Given exercise: Write out the whole listing again, exactly as given.

- - - -

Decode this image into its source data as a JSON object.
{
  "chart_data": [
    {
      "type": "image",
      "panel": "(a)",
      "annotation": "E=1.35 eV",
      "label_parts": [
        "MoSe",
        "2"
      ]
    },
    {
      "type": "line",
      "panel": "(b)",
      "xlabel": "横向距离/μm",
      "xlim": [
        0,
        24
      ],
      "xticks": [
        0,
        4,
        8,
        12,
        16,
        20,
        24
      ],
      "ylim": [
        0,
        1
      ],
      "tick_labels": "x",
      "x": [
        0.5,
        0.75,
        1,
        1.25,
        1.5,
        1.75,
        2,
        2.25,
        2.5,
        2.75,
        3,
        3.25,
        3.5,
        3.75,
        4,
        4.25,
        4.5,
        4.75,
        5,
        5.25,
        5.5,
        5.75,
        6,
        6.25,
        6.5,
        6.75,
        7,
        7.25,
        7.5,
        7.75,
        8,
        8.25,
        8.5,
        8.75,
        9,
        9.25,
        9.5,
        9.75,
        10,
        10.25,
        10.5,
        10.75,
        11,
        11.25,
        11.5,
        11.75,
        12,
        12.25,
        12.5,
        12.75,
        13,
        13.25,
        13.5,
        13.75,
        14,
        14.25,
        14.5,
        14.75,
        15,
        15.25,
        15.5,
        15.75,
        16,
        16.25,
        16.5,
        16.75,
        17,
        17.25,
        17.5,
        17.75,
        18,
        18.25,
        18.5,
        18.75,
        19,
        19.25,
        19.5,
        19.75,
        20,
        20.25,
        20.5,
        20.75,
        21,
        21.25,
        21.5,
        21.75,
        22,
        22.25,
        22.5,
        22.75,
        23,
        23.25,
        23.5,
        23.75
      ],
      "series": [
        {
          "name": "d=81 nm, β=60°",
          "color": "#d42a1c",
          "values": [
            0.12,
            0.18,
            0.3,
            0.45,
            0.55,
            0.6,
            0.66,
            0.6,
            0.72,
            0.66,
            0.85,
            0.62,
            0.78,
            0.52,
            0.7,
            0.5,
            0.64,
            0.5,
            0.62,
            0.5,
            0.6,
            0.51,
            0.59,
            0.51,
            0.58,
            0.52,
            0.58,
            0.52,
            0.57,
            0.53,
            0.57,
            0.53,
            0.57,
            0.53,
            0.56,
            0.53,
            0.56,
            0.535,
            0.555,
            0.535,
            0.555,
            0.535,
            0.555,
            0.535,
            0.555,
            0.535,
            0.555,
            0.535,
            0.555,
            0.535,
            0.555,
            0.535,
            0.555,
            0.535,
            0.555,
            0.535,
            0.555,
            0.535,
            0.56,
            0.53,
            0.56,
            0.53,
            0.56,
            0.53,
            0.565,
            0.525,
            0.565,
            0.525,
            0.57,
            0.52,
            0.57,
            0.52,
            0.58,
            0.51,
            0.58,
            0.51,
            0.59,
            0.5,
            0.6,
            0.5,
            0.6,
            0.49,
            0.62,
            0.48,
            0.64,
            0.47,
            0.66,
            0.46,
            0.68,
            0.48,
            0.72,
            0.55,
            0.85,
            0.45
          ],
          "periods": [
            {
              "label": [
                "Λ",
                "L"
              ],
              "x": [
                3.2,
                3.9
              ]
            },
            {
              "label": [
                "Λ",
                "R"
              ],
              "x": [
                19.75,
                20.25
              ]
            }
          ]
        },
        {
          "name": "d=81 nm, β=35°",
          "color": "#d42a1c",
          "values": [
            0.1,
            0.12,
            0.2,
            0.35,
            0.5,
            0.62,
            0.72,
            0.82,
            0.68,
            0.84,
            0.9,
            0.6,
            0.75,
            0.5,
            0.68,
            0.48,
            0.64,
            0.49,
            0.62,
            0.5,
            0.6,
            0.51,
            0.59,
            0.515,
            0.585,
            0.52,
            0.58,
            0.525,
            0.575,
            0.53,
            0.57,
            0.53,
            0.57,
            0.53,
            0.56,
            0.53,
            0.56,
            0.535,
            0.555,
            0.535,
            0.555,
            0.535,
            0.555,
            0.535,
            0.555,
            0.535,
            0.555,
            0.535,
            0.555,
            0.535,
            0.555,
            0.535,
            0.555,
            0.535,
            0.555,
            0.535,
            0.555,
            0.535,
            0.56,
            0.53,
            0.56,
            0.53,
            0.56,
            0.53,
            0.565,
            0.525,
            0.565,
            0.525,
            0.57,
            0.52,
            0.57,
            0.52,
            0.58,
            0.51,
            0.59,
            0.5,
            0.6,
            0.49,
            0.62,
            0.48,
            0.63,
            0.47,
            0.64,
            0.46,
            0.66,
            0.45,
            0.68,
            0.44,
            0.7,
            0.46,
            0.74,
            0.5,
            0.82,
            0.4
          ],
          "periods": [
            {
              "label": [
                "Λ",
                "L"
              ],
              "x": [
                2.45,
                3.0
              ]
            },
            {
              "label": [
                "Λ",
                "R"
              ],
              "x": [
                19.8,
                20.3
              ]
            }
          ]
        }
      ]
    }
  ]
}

- - - -

Written answer:
Decode this image into its source data as a JSON object.
{
  "chart_data": [
    {
      "type": "image",
      "panel": "(a)",
      "annotation": "E=1.35 eV",
      "label_parts": [
        "MoSe",
        "2"
      ]
    },
    {
      "type": "line",
      "panel": "(b)",
      "xlabel": "横向距离/μm",
      "xlim": [
        0,
        24
      ],
      "xticks": [
        0,
        4,
        8,
        12,
        16,
        20,
        24
      ],
      "ylim": [
        0,
        1
      ],
      "tick_labels": "x",
      "x": [
        0.5,
        0.75,
        1,
        1.25,
        1.5,
        1.75,
        2,
        2.25,
        2.5,
        2.75,
        3,
        3.25,
        3.5,
        3.75,
        4,
        4.25,
        4.5,
        4.75,
        5,
        5.25,
        5.5,
        5.75,
        6,
        6.25,
        6.5,
        6.75,
        7,
        7.25,
        7.5,
        7.75,
        8,
        8.25,
        8.5,
        8.75,
        9,
        9.25,
        9.5,
        9.75,
        10,
        10.25,
        10.5,
        10.75,
        11,
        11.25,
        11.5,
        11.75,
        12,
        12.25,
        12.5,
        12.75,
        13,
        13.25,
        13.5,
        13.75,
        14,
        14.25,
        14.5,
        14.75,
        15,
        15.25,
        15.5,
        15.75,
        16,
        16.25,
        16.5,
        16.75,
        17,
        17.25,
        17.5,
        17.75,
        18,
        18.25,
        18.5,
        18.75,
        19,
        19.25,
        19.5,
        19.75,
        20,
        20.25,
        20.5,
        20.75,
        21,
        21.25,
        21.5,
        21.75,
        22,
        22.25,
        22.5,
        22.75,
        23,
        23.25,
        23.5,
        23.75
      ],
      "series": [
        {
          "name": "d=81 nm, β=60°",
          "color": "#d42a1c",
          "values": [
            0.12,
            0.18,
            0.3,
            0.45,
            0.55,
            0.6,
            0.66,
            0.6,
            0.72,
            0.66,
            0.85,
            0.62,
            0.78,
            0.52,
            0.7,
            0.5,
            0.64,
            0.5,
            0.62,
            0.5,
            0.6,
            0.51,
            0.59,
            0.51,
            0.58,
            0.52,
            0.58,
            0.52,
            0.57,
            0.53,
            0.57,
            0.53,
            0.57,
            0.53,
            0.56,
            0.53,
            0.56,
            0.535,
            0.555,
            0.535,
            0.555,
            0.535,
            0.555,
            0.535,
            0.555,
            0.535,
            0.555,
            0.535,
            0.555,
            0.535,
            0.555,
            0.535,
            0.555,
            0.535,
            0.555,
            0.535,
            0.555,
            0.535,
            0.56,
            0.53,
            0.56,
            0.53,
            0.56,
            0.53,
            0.565,
            0.525,
            0.565,
            0.525,
            0.57,
            0.52,
            0.57,
            0.52,
            0.58,
            0.51,
            0.58,
            0.51,
            0.59,
            0.5,
            0.6,
            0.5,
            0.6,
            0.49,
            0.62,
            0.48,
            0.64,
            0.47,
            0.66,
            0.46,
            0.68,
            0.48,
            0.72,
            0.55,
            0.85,
            0.45
          ],
          "periods": [
            {
              "label": [
                "Λ",
                "L"
              ],
              "x": [
                3.2,
                3.9
              ]
            },
            {
              "label": [
                "Λ",
                "R"
              ],
              "x": [
                19.75,
                20.25
              ]
            }
          ]
        },
        {
          "name": "d=81 nm, β=35°",
          "color": "#d42a1c",
          "values": [
            0.1,
            0.12,
            0.2,
            0.35,
            0.5,
            0.62,
            0.72,
            0.82,
            0.68,
            0.84,
            0.9,
            0.6,
            0.75,
            0.5,
            0.68,
            0.48,
            0.64,
            0.49,
            0.62,
            0.5,
            0.6,
            0.51,
            0.59,
            0.515,
            0.585,
            0.52,
            0.58,
            0.525,
            0.575,
            0.53,
            0.57,
            0.53,
            0.57,
            0.53,
            0.56,
            0.53,
            0.56,
            0.535,
            0.555,
            0.535,
            0.555,
            0.535,
            0.555,
            0.535,
            0.555,
            0.535,
            0.555,
            0.535,
            0.555,
            0.535,
            0.555,
            0.535,
            0.555,
            0.535,
            0.555,
            0.535,
            0.555,
            0.535,
            0.56,
            0.53,
            0.56,
            0.53,
            0.56,
            0.53,
            0.565,
            0.525,
            0.565,
            0.525,
            0.57,
            0.52,
            0.57,
            0.52,
            0.58,
            0.51,
            0.59,
            0.5,
            0.6,
            0.49,
            0.62,
            0.48,
            0.63,
            0.47,
            0.64,
            0.46,
            0.66,
            0.45,
            0.68,
            0.44,
            0.7,
            0.46,
            0.74,
            0.5,
            0.82,
            0.4
          ],
          "periods": [
            {
              "label": [
                "Λ",
                "L"
              ],
              "x": [
                2.45,
                3.0
              ]
            },
            {
              "label": [
                "Λ",
                "R"
              ],
              "x": [
                19.8,
                20.3
              ]
            }
          ]
        }
      ]
    }
  ]
}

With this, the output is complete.